#### [WHAT YOU WILL DO]
Gather each line in the entries that includes the string "this".

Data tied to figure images

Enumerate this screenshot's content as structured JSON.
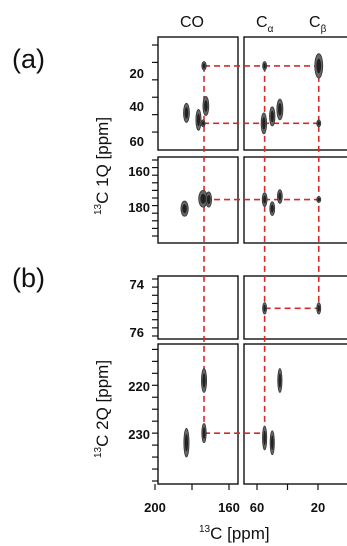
{
  "chart_data": {
    "type": "contour",
    "xlabel": {
      "prefix": "13",
      "text": "C [ppm]"
    },
    "x_ticks": [
      "200",
      "160",
      "60",
      "20"
    ],
    "panel_labels": [
      "(a)",
      "(b)"
    ],
    "column_headers": [
      {
        "main": "CO",
        "sub": ""
      },
      {
        "main": "C",
        "sub": "α"
      },
      {
        "main": "C",
        "sub": "β"
      }
    ],
    "ylabels": [
      {
        "prefix": "13",
        "text": "C 1Q [ppm]"
      },
      {
        "prefix": "13",
        "text": "C 2Q [ppm]"
      }
    ],
    "y_ticks": {
      "a_aliphatic": [
        "20",
        "40",
        "60"
      ],
      "a_carbonyl": [
        "160",
        "180"
      ],
      "b_upper": [
        "74",
        "76"
      ],
      "b_lower": [
        "220",
        "230"
      ]
    },
    "line_color": "#d42a2a",
    "peak_color": "#333333",
    "panels": [
      {
        "id": "a_aliphatic",
        "ylim": [
          10,
          68
        ],
        "peaks": [
          {
            "col": "CO",
            "x": 173.5,
            "y": 22,
            "rx": 1.2,
            "ry": 2.5
          },
          {
            "col": "CO",
            "x": 183.0,
            "y": 49,
            "rx": 1.6,
            "ry": 5.5
          },
          {
            "col": "CO",
            "x": 176.5,
            "y": 53,
            "rx": 1.4,
            "ry": 6.0
          },
          {
            "col": "CO",
            "x": 172.5,
            "y": 45,
            "rx": 1.6,
            "ry": 5.5
          },
          {
            "col": "CO",
            "x": 174.0,
            "y": 55,
            "rx": 1.0,
            "ry": 2.0
          },
          {
            "col": "CC",
            "x": 55.0,
            "y": 22,
            "rx": 1.2,
            "ry": 2.5
          },
          {
            "col": "CC",
            "x": 55.5,
            "y": 55,
            "rx": 1.8,
            "ry": 6.0
          },
          {
            "col": "CC",
            "x": 50.0,
            "y": 51,
            "rx": 1.8,
            "ry": 5.5
          },
          {
            "col": "CC",
            "x": 45.0,
            "y": 47,
            "rx": 2.0,
            "ry": 6.0
          },
          {
            "col": "CC",
            "x": 19.5,
            "y": 22,
            "rx": 2.6,
            "ry": 7.0
          },
          {
            "col": "CC",
            "x": 19.5,
            "y": 55,
            "rx": 1.0,
            "ry": 2.0
          }
        ]
      },
      {
        "id": "a_carbonyl",
        "ylim": [
          150,
          200
        ],
        "peaks": [
          {
            "col": "CO",
            "x": 184.0,
            "y": 182,
            "rx": 2.0,
            "ry": 5.0
          },
          {
            "col": "CO",
            "x": 174.0,
            "y": 175.5,
            "rx": 2.4,
            "ry": 5.5
          },
          {
            "col": "CO",
            "x": 171.0,
            "y": 176,
            "rx": 1.6,
            "ry": 5.0
          },
          {
            "col": "CC",
            "x": 55.0,
            "y": 176,
            "rx": 1.6,
            "ry": 4.5
          },
          {
            "col": "CC",
            "x": 50.0,
            "y": 182,
            "rx": 1.6,
            "ry": 4.5
          },
          {
            "col": "CC",
            "x": 45.0,
            "y": 174,
            "rx": 1.6,
            "ry": 4.5
          },
          {
            "col": "CC",
            "x": 19.5,
            "y": 176,
            "rx": 1.0,
            "ry": 2.0
          }
        ]
      },
      {
        "id": "b_upper",
        "ylim": [
          73,
          76.5
        ],
        "peaks": [
          {
            "col": "CC",
            "x": 55.0,
            "y": 74.8,
            "rx": 1.0,
            "ry": 0.35
          },
          {
            "col": "CC",
            "x": 19.5,
            "y": 74.8,
            "rx": 1.0,
            "ry": 0.35
          }
        ]
      },
      {
        "id": "b_lower",
        "ylim": [
          212,
          240
        ],
        "peaks": [
          {
            "col": "CO",
            "x": 173.5,
            "y": 219,
            "rx": 1.4,
            "ry": 2.5
          },
          {
            "col": "CO",
            "x": 173.5,
            "y": 230,
            "rx": 1.2,
            "ry": 2.0
          },
          {
            "col": "CO",
            "x": 183.0,
            "y": 232,
            "rx": 1.4,
            "ry": 3.0
          },
          {
            "col": "CC",
            "x": 45.0,
            "y": 219,
            "rx": 1.4,
            "ry": 2.5
          },
          {
            "col": "CC",
            "x": 55.0,
            "y": 231,
            "rx": 1.4,
            "ry": 2.5
          },
          {
            "col": "CC",
            "x": 50.0,
            "y": 232,
            "rx": 1.4,
            "ry": 2.5
          }
        ]
      }
    ],
    "connectors": [
      {
        "kind": "h",
        "panel": "a_aliphatic",
        "y": 22,
        "x_from": {
          "col": "CO",
          "x": 173.5
        },
        "x_to": {
          "col": "CC",
          "x": 19.5
        }
      },
      {
        "kind": "h",
        "panel": "a_aliphatic",
        "y": 55,
        "x_from": {
          "col": "CO",
          "x": 174.0
        },
        "x_to": {
          "col": "CC",
          "x": 19.5
        }
      },
      {
        "kind": "h",
        "panel": "a_carbonyl",
        "y": 176,
        "x_from": {
          "col": "CO",
          "x": 173.5
        },
        "x_to": {
          "col": "CC",
          "x": 19.5
        }
      },
      {
        "kind": "h",
        "panel": "b_upper",
        "y": 74.8,
        "x_from": {
          "col": "CC",
          "x": 55.0
        },
        "x_to": {
          "col": "CC",
          "x": 19.5
        }
      },
      {
        "kind": "h",
        "panel": "b_lower",
        "y": 230,
        "x_from": {
          "col": "CO",
          "x": 173.5
        },
        "x_to": {
          "col": "CC",
          "x": 55.0
        }
      },
      {
        "kind": "v",
        "col": "CO",
        "x": 173.5,
        "y_from": {
          "panel": "a_aliphatic",
          "y": 22
        },
        "y_to": {
          "panel": "b_lower",
          "y": 230
        }
      },
      {
        "kind": "v",
        "col": "CC",
        "x": 55.0,
        "y_from": {
          "panel": "a_aliphatic",
          "y": 22
        },
        "y_to": {
          "panel": "b_lower",
          "y": 231
        }
      },
      {
        "kind": "v",
        "col": "CC",
        "x": 19.5,
        "y_from": {
          "panel": "a_aliphatic",
          "y": 22
        },
        "y_to": {
          "panel": "b_upper",
          "y": 74.8
        }
      }
    ]
  }
}
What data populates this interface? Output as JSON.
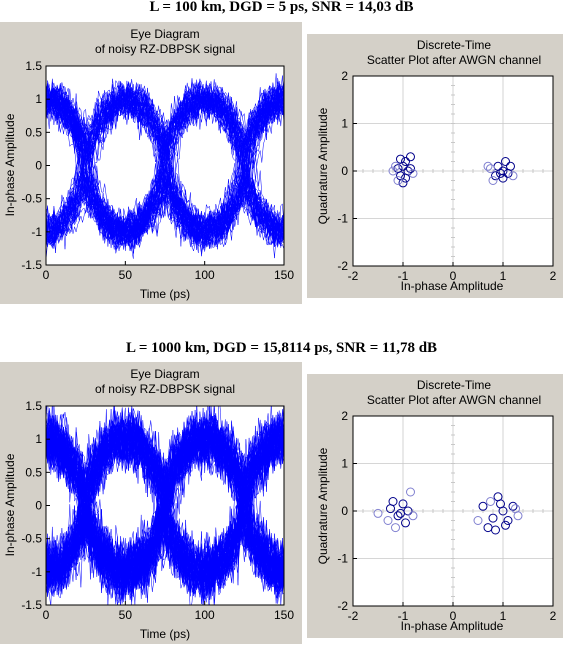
{
  "sections": [
    {
      "heading": "L = 100 km, DGD = 5 ps, SNR = 14,03 dB",
      "eye": {
        "title1": "Eye Diagram",
        "title2": "of noisy RZ-DBPSK signal",
        "xlabel": "Time (ps)",
        "ylabel": "In-phase Amplitude"
      },
      "scatter": {
        "title1": "Discrete-Time",
        "title2": "Scatter Plot after AWGN channel",
        "xlabel": "In-phase Amplitude",
        "ylabel": "Quadrature Amplitude"
      }
    },
    {
      "heading": "L = 1000 km, DGD = 15,8114 ps, SNR = 11,78 dB",
      "eye": {
        "title1": "Eye Diagram",
        "title2": "of noisy RZ-DBPSK signal",
        "xlabel": "Time (ps)",
        "ylabel": "In-phase Amplitude"
      },
      "scatter": {
        "title1": "Discrete-Time",
        "title2": "Scatter Plot after AWGN channel",
        "xlabel": "In-phase Amplitude",
        "ylabel": "Quadrature Amplitude"
      }
    }
  ],
  "chart_data": [
    {
      "type": "line",
      "subtype": "eye-diagram",
      "title": "Eye Diagram of noisy RZ-DBPSK signal",
      "xlabel": "Time (ps)",
      "ylabel": "In-phase Amplitude",
      "xlim": [
        0,
        150
      ],
      "ylim": [
        -1.5,
        1.5
      ],
      "xticks": [
        0,
        50,
        100,
        150
      ],
      "yticks": [
        -1.5,
        -1,
        -0.5,
        0,
        0.5,
        1,
        1.5
      ],
      "symbol_period_ps": 50,
      "crossing_times_ps": [
        0,
        50,
        100,
        150
      ],
      "levels": [
        -1,
        1
      ],
      "noise_std": 0.1,
      "trace_count": 90,
      "trace_color": "#0000ff",
      "grid": false
    },
    {
      "type": "scatter",
      "title": "Discrete-Time Scatter Plot after AWGN channel",
      "xlabel": "In-phase Amplitude",
      "ylabel": "Quadrature Amplitude",
      "xlim": [
        -2,
        2
      ],
      "ylim": [
        -2,
        2
      ],
      "xticks": [
        -2,
        -1,
        0,
        1,
        2
      ],
      "yticks": [
        -2,
        -1,
        0,
        1,
        2
      ],
      "grid": true,
      "series": [
        {
          "color": "#00008b",
          "points": [
            [
              -1.05,
              0.25
            ],
            [
              -0.95,
              0.2
            ],
            [
              -0.85,
              0.3
            ],
            [
              -1.0,
              0.1
            ],
            [
              -0.9,
              0.0
            ],
            [
              -1.05,
              -0.1
            ],
            [
              -0.95,
              -0.15
            ],
            [
              -1.0,
              -0.25
            ],
            [
              -0.85,
              0.05
            ],
            [
              -1.1,
              0.05
            ],
            [
              0.9,
              0.1
            ],
            [
              1.05,
              0.2
            ],
            [
              0.95,
              -0.05
            ],
            [
              1.0,
              -0.15
            ],
            [
              1.1,
              -0.05
            ],
            [
              1.15,
              0.1
            ],
            [
              0.85,
              -0.1
            ],
            [
              1.0,
              0.0
            ]
          ]
        },
        {
          "color": "#8080d0",
          "points": [
            [
              -1.15,
              0.1
            ],
            [
              -1.1,
              -0.2
            ],
            [
              -0.8,
              -0.05
            ],
            [
              -1.2,
              0.0
            ],
            [
              0.75,
              0.05
            ],
            [
              0.8,
              -0.2
            ],
            [
              1.2,
              -0.1
            ],
            [
              0.7,
              0.1
            ]
          ]
        }
      ]
    },
    {
      "type": "line",
      "subtype": "eye-diagram",
      "title": "Eye Diagram of noisy RZ-DBPSK signal",
      "xlabel": "Time (ps)",
      "ylabel": "In-phase Amplitude",
      "xlim": [
        0,
        150
      ],
      "ylim": [
        -1.5,
        1.5
      ],
      "xticks": [
        0,
        50,
        100,
        150
      ],
      "yticks": [
        -1.5,
        -1,
        -0.5,
        0,
        0.5,
        1,
        1.5
      ],
      "symbol_period_ps": 50,
      "crossing_times_ps": [
        0,
        50,
        100,
        150
      ],
      "levels": [
        -1,
        1
      ],
      "noise_std": 0.18,
      "trace_count": 110,
      "trace_color": "#0000ff",
      "grid": false
    },
    {
      "type": "scatter",
      "title": "Discrete-Time Scatter Plot after AWGN channel",
      "xlabel": "In-phase Amplitude",
      "ylabel": "Quadrature Amplitude",
      "xlim": [
        -2,
        2
      ],
      "ylim": [
        -2,
        2
      ],
      "xticks": [
        -2,
        -1,
        0,
        1,
        2
      ],
      "yticks": [
        -2,
        -1,
        0,
        1,
        2
      ],
      "grid": true,
      "series": [
        {
          "color": "#00008b",
          "points": [
            [
              -1.2,
              0.2
            ],
            [
              -1.0,
              0.15
            ],
            [
              -0.9,
              0.0
            ],
            [
              -1.1,
              -0.1
            ],
            [
              -0.95,
              -0.25
            ],
            [
              -1.05,
              -0.05
            ],
            [
              -1.25,
              0.05
            ],
            [
              0.6,
              0.1
            ],
            [
              0.8,
              -0.15
            ],
            [
              0.9,
              0.3
            ],
            [
              1.0,
              0.0
            ],
            [
              1.1,
              -0.2
            ],
            [
              1.2,
              0.1
            ],
            [
              0.7,
              -0.35
            ],
            [
              0.85,
              -0.4
            ],
            [
              1.05,
              -0.3
            ],
            [
              0.95,
              0.15
            ]
          ]
        },
        {
          "color": "#8080d0",
          "points": [
            [
              -1.5,
              -0.05
            ],
            [
              -1.3,
              -0.2
            ],
            [
              -0.85,
              0.4
            ],
            [
              -1.15,
              -0.35
            ],
            [
              -0.8,
              -0.1
            ],
            [
              0.5,
              -0.2
            ],
            [
              1.3,
              -0.1
            ],
            [
              0.75,
              0.2
            ],
            [
              1.25,
              0.05
            ]
          ]
        }
      ]
    }
  ]
}
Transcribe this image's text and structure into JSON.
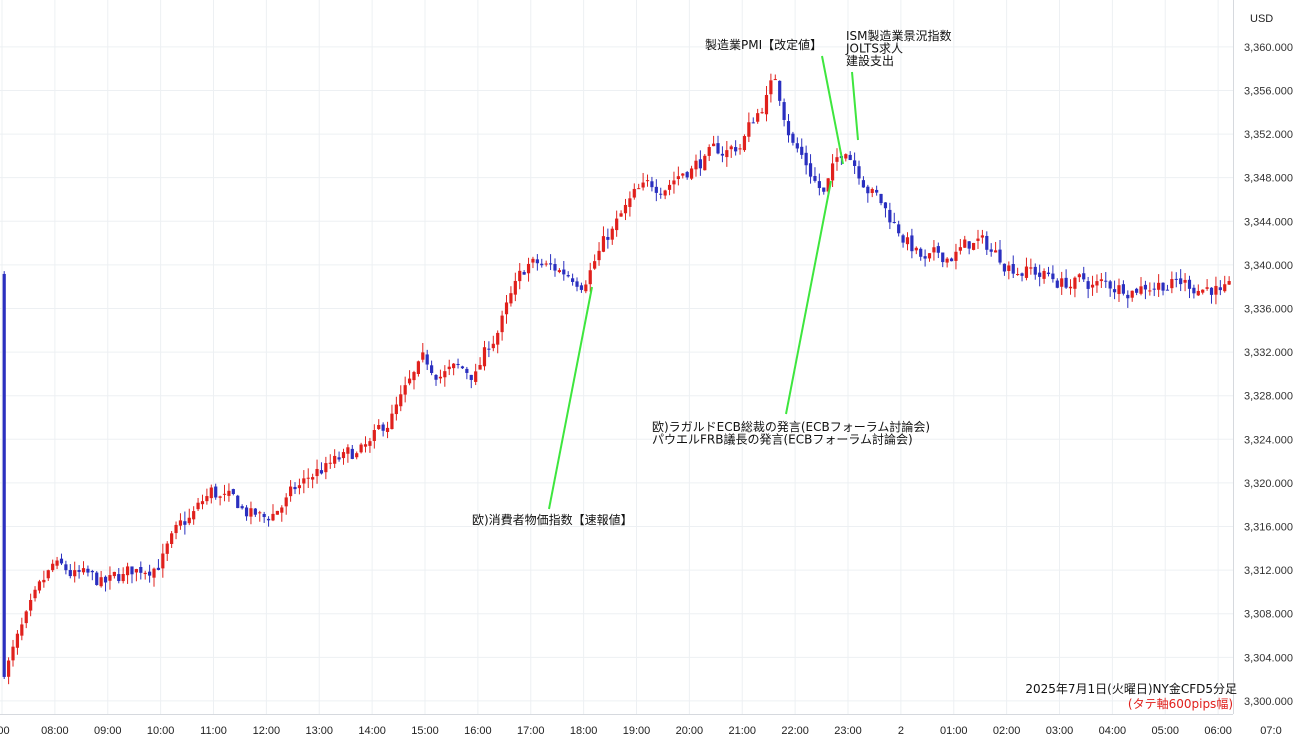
{
  "chart_data": {
    "type": "candlestick",
    "instrument": "NY金CFD",
    "timeframe": "5分足",
    "currency_label": "USD",
    "y_ticks": [
      3300,
      3304,
      3308,
      3312,
      3316,
      3320,
      3324,
      3328,
      3332,
      3336,
      3340,
      3344,
      3348,
      3352,
      3356,
      3360
    ],
    "y_tick_labels": [
      "3,300.000",
      "3,304.000",
      "3,308.000",
      "3,312.000",
      "3,316.000",
      "3,320.000",
      "3,324.000",
      "3,328.000",
      "3,332.000",
      "3,336.000",
      "3,340.000",
      "3,344.000",
      "3,348.000",
      "3,352.000",
      "3,356.000",
      "3,360.000"
    ],
    "ylim": [
      3298.8,
      3364.3
    ],
    "x_ticks": [
      ":00",
      "08:00",
      "09:00",
      "10:00",
      "11:00",
      "12:00",
      "13:00",
      "14:00",
      "15:00",
      "16:00",
      "17:00",
      "18:00",
      "19:00",
      "20:00",
      "21:00",
      "22:00",
      "23:00",
      "2",
      "01:00",
      "02:00",
      "03:00",
      "04:00",
      "05:00",
      "06:00",
      "07:0"
    ],
    "up_color": "#e0201c",
    "down_color": "#2a2fbf",
    "key_closes": [
      {
        "time": "07:05",
        "close": 3303.0
      },
      {
        "time": "08:00",
        "close": 3312.0
      },
      {
        "time": "09:00",
        "close": 3310.5
      },
      {
        "time": "10:00",
        "close": 3313.0
      },
      {
        "time": "11:00",
        "close": 3319.0
      },
      {
        "time": "12:00",
        "close": 3316.5
      },
      {
        "time": "13:00",
        "close": 3321.0
      },
      {
        "time": "14:00",
        "close": 3323.0
      },
      {
        "time": "15:00",
        "close": 3330.5
      },
      {
        "time": "16:00",
        "close": 3330.0
      },
      {
        "time": "17:00",
        "close": 3340.0
      },
      {
        "time": "18:00",
        "close": 3339.0
      },
      {
        "time": "19:00",
        "close": 3346.0
      },
      {
        "time": "20:00",
        "close": 3349.0
      },
      {
        "time": "21:00",
        "close": 3351.0
      },
      {
        "time": "21:40",
        "close": 3357.0
      },
      {
        "time": "22:00",
        "close": 3351.5
      },
      {
        "time": "22:35",
        "close": 3346.5
      },
      {
        "time": "23:00",
        "close": 3351.0
      },
      {
        "time": "23:45",
        "close": 3345.0
      },
      {
        "time": "00:30",
        "close": 3340.0
      },
      {
        "time": "01:30",
        "close": 3342.0
      },
      {
        "time": "02:00",
        "close": 3340.5
      },
      {
        "time": "03:00",
        "close": 3338.5
      },
      {
        "time": "04:00",
        "close": 3338.0
      },
      {
        "time": "05:00",
        "close": 3338.5
      },
      {
        "time": "06:00",
        "close": 3338.0
      },
      {
        "time": "07:00",
        "close": 3339.0
      },
      {
        "time": "07:05",
        "close": 3337.0
      }
    ],
    "annotations": [
      {
        "lines": [
          "欧)消費者物価指数【速報値】"
        ]
      },
      {
        "lines": [
          "欧)ラガルドECB総裁の発言(ECBフォーラム討論会)",
          "パウエルFRB議長の発言(ECBフォーラム討論会)"
        ]
      },
      {
        "lines": [
          "製造業PMI【改定値】"
        ]
      },
      {
        "lines": [
          "ISM製造業景況指数",
          "JOLTS求人",
          "建設支出"
        ]
      }
    ],
    "annotation_line_color": "#3ee63e",
    "caption_main": "2025年7月1日(火曜日)NY金CFD5分足",
    "caption_sub": "(タテ軸600pips幅)",
    "caption_sub_color": "#e0201c"
  }
}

#### [RESULT OF THE EXERCISE]
Enumerate this screenshot's content as structured JSON.
What data populates this interface? Output as JSON.
Transcribe this image's text and structure into JSON.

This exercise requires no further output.